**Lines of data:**
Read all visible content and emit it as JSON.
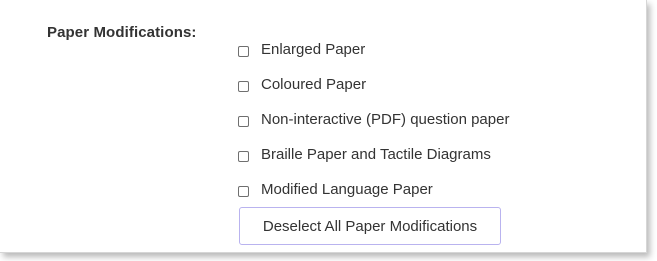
{
  "paper_modifications": {
    "label": "Paper Modifications:",
    "options": [
      {
        "label": "Enlarged Paper",
        "checked": false
      },
      {
        "label": "Coloured Paper",
        "checked": false
      },
      {
        "label": "Non-interactive (PDF) question paper",
        "checked": false
      },
      {
        "label": "Braille Paper and Tactile Diagrams",
        "checked": false
      },
      {
        "label": "Modified Language Paper",
        "checked": false
      }
    ],
    "deselect_button_label": "Deselect All Paper Modifications"
  }
}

**Set exercise:** Without the pictures, write out the whole listing above exactly as it appears.

**Final result:**
Read all visible content and emit it as JSON.
{
  "paper_modifications": {
    "label": "Paper Modifications:",
    "options": [
      {
        "label": "Enlarged Paper",
        "checked": false
      },
      {
        "label": "Coloured Paper",
        "checked": false
      },
      {
        "label": "Non-interactive (PDF) question paper",
        "checked": false
      },
      {
        "label": "Braille Paper and Tactile Diagrams",
        "checked": false
      },
      {
        "label": "Modified Language Paper",
        "checked": false
      }
    ],
    "deselect_button_label": "Deselect All Paper Modifications"
  }
}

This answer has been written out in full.